Requirements: Omit every picture, then give all the entries again exactly.

# Given information start

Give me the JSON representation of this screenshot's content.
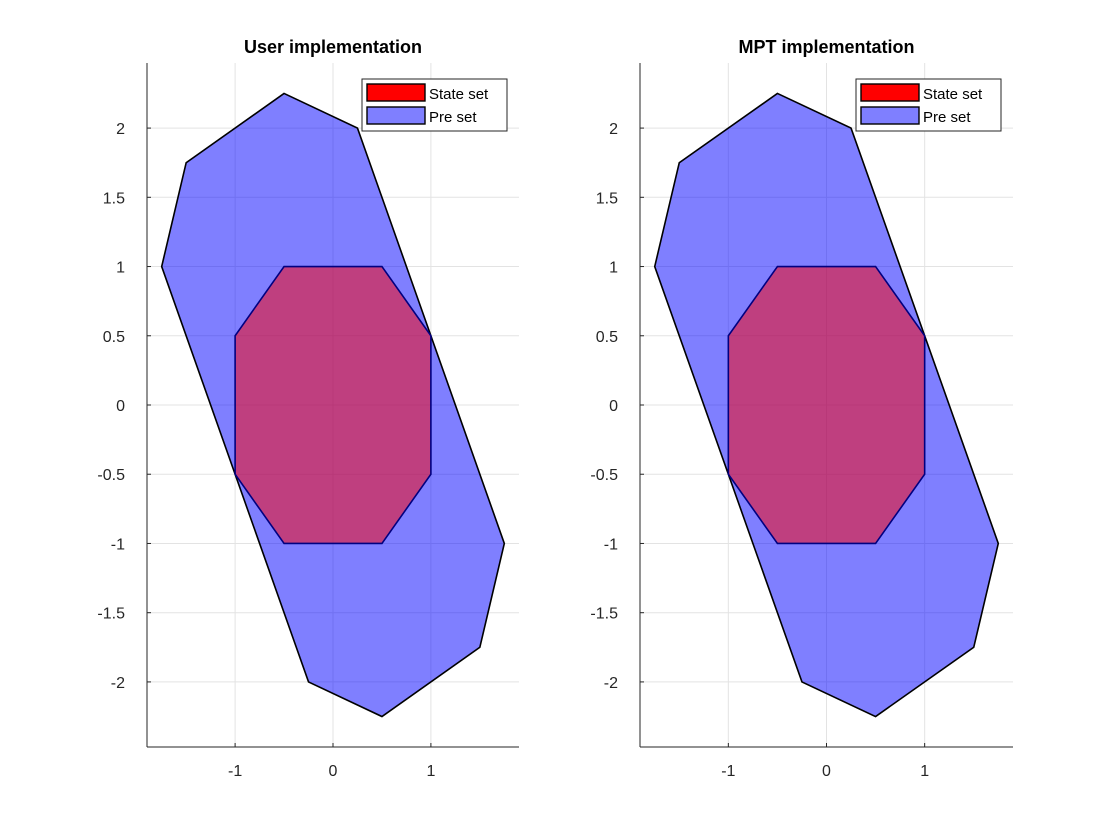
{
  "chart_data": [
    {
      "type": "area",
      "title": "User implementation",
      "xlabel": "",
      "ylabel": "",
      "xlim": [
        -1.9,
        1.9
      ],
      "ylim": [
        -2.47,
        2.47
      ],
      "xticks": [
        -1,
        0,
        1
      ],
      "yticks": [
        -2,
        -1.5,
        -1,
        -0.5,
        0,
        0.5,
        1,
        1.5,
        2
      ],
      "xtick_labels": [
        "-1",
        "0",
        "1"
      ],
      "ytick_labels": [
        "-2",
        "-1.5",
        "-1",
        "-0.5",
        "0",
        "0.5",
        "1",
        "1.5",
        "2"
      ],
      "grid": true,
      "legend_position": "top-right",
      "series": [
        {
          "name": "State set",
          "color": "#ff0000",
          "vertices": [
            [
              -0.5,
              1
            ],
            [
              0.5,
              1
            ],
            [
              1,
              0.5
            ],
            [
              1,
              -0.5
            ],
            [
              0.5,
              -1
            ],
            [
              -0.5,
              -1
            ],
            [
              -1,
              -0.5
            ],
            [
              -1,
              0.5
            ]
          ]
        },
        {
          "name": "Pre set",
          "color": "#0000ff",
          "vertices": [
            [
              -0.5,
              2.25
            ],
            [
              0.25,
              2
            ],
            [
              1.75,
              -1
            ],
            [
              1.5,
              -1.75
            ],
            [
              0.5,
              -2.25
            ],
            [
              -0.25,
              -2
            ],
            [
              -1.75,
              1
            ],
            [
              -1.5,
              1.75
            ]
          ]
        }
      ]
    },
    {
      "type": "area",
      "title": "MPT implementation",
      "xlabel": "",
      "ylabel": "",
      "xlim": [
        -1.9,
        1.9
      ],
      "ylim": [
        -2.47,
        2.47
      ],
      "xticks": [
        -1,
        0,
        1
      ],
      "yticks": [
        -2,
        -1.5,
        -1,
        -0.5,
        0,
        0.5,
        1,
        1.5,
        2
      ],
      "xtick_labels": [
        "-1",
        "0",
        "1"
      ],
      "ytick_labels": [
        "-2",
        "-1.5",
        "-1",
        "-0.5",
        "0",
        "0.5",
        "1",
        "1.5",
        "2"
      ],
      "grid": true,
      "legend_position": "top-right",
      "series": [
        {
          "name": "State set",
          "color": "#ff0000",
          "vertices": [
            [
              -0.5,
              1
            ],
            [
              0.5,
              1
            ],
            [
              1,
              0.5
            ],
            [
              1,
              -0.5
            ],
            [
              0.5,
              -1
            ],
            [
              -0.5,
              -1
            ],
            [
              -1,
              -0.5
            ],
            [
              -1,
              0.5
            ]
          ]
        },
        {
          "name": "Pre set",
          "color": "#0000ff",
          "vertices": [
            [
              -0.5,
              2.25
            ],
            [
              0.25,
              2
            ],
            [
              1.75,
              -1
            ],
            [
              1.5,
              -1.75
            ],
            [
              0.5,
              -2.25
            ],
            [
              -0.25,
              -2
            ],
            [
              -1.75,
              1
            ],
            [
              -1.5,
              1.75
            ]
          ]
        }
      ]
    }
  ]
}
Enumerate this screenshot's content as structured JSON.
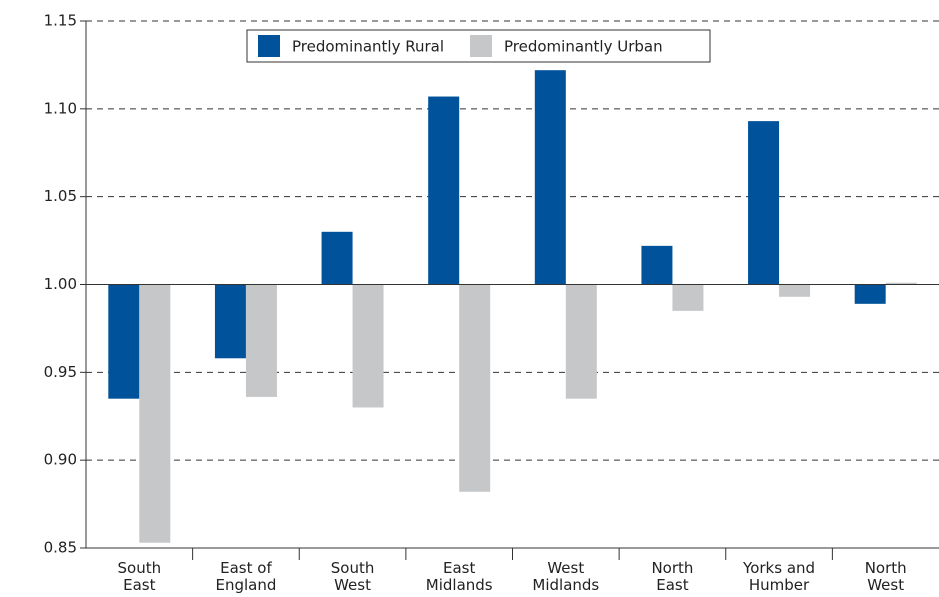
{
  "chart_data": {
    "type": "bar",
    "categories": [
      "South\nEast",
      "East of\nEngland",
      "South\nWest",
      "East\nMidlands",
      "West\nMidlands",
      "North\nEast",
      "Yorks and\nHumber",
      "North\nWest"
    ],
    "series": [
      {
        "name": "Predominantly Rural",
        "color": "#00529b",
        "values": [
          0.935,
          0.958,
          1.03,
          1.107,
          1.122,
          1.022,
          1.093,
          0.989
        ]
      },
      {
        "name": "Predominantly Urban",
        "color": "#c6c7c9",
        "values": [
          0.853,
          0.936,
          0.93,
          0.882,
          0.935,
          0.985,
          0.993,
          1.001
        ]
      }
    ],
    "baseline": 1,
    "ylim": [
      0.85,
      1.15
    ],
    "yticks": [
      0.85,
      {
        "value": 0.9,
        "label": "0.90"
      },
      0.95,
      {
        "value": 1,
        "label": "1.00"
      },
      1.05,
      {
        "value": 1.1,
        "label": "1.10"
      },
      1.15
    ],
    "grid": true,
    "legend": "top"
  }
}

# Given information end

Final result:
Give me the JSON representation of this screenshot's content.
{
  "chart_data": [
    {
      "type": "area",
      "title": "User implementation",
      "xlabel": "",
      "ylabel": "",
      "xlim": [
        -1.9,
        1.9
      ],
      "ylim": [
        -2.47,
        2.47
      ],
      "xticks": [
        -1,
        0,
        1
      ],
      "yticks": [
        -2,
        -1.5,
        -1,
        -0.5,
        0,
        0.5,
        1,
        1.5,
        2
      ],
      "xtick_labels": [
        "-1",
        "0",
        "1"
      ],
      "ytick_labels": [
        "-2",
        "-1.5",
        "-1",
        "-0.5",
        "0",
        "0.5",
        "1",
        "1.5",
        "2"
      ],
      "grid": true,
      "legend_position": "top-right",
      "series": [
        {
          "name": "State set",
          "color": "#ff0000",
          "vertices": [
            [
              -0.5,
              1
            ],
            [
              0.5,
              1
            ],
            [
              1,
              0.5
            ],
            [
              1,
              -0.5
            ],
            [
              0.5,
              -1
            ],
            [
              -0.5,
              -1
            ],
            [
              -1,
              -0.5
            ],
            [
              -1,
              0.5
            ]
          ]
        },
        {
          "name": "Pre set",
          "color": "#0000ff",
          "vertices": [
            [
              -0.5,
              2.25
            ],
            [
              0.25,
              2
            ],
            [
              1.75,
              -1
            ],
            [
              1.5,
              -1.75
            ],
            [
              0.5,
              -2.25
            ],
            [
              -0.25,
              -2
            ],
            [
              -1.75,
              1
            ],
            [
              -1.5,
              1.75
            ]
          ]
        }
      ]
    },
    {
      "type": "area",
      "title": "MPT implementation",
      "xlabel": "",
      "ylabel": "",
      "xlim": [
        -1.9,
        1.9
      ],
      "ylim": [
        -2.47,
        2.47
      ],
      "xticks": [
        -1,
        0,
        1
      ],
      "yticks": [
        -2,
        -1.5,
        -1,
        -0.5,
        0,
        0.5,
        1,
        1.5,
        2
      ],
      "xtick_labels": [
        "-1",
        "0",
        "1"
      ],
      "ytick_labels": [
        "-2",
        "-1.5",
        "-1",
        "-0.5",
        "0",
        "0.5",
        "1",
        "1.5",
        "2"
      ],
      "grid": true,
      "legend_position": "top-right",
      "series": [
        {
          "name": "State set",
          "color": "#ff0000",
          "vertices": [
            [
              -0.5,
              1
            ],
            [
              0.5,
              1
            ],
            [
              1,
              0.5
            ],
            [
              1,
              -0.5
            ],
            [
              0.5,
              -1
            ],
            [
              -0.5,
              -1
            ],
            [
              -1,
              -0.5
            ],
            [
              -1,
              0.5
            ]
          ]
        },
        {
          "name": "Pre set",
          "color": "#0000ff",
          "vertices": [
            [
              -0.5,
              2.25
            ],
            [
              0.25,
              2
            ],
            [
              1.75,
              -1
            ],
            [
              1.5,
              -1.75
            ],
            [
              0.5,
              -2.25
            ],
            [
              -0.25,
              -2
            ],
            [
              -1.75,
              1
            ],
            [
              -1.5,
              1.75
            ]
          ]
        }
      ]
    }
  ]
}
Enumerate this screenshot's content as structured JSON.
{
  "chart_data": {
    "type": "bar",
    "categories": [
      "South\nEast",
      "East of\nEngland",
      "South\nWest",
      "East\nMidlands",
      "West\nMidlands",
      "North\nEast",
      "Yorks and\nHumber",
      "North\nWest"
    ],
    "series": [
      {
        "name": "Predominantly Rural",
        "color": "#00529b",
        "values": [
          0.935,
          0.958,
          1.03,
          1.107,
          1.122,
          1.022,
          1.093,
          0.989
        ]
      },
      {
        "name": "Predominantly Urban",
        "color": "#c6c7c9",
        "values": [
          0.853,
          0.936,
          0.93,
          0.882,
          0.935,
          0.985,
          0.993,
          1.001
        ]
      }
    ],
    "baseline": 1,
    "ylim": [
      0.85,
      1.15
    ],
    "yticks": [
      0.85,
      {
        "value": 0.9,
        "label": "0.90"
      },
      0.95,
      {
        "value": 1,
        "label": "1.00"
      },
      1.05,
      {
        "value": 1.1,
        "label": "1.10"
      },
      1.15
    ],
    "grid": true,
    "legend": "top"
  }
}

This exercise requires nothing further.